**Objective:**
Every line that holds "Nguyễn" should be shown.

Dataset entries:

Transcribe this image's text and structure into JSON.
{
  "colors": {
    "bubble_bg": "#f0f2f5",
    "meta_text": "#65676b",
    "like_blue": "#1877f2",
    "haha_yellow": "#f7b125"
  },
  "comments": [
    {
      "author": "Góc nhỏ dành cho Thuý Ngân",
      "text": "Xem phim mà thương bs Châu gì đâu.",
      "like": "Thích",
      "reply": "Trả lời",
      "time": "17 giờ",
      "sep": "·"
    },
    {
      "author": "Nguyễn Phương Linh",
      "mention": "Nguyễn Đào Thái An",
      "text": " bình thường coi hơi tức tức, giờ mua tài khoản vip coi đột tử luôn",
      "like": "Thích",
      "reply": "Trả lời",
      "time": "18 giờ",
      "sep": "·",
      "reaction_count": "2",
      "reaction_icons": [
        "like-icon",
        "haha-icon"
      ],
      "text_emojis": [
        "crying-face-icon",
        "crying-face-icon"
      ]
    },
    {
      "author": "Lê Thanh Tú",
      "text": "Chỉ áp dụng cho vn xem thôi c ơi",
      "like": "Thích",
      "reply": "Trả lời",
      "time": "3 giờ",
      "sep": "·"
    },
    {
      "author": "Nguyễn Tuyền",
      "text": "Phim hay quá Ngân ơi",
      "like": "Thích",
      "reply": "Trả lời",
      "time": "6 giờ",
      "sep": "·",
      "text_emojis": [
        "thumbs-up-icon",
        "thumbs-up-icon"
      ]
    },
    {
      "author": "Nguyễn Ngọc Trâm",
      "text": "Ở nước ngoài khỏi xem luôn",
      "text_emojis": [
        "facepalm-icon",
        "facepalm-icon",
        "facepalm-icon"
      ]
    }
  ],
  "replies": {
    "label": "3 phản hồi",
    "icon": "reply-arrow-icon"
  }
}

**Solution to this problem:**
      "author": "Nguyễn Phương Linh",
      "mention": "Nguyễn Đào Thái An",
      "author": "Nguyễn Tuyền",
      "author": "Nguyễn Ngọc Trâm",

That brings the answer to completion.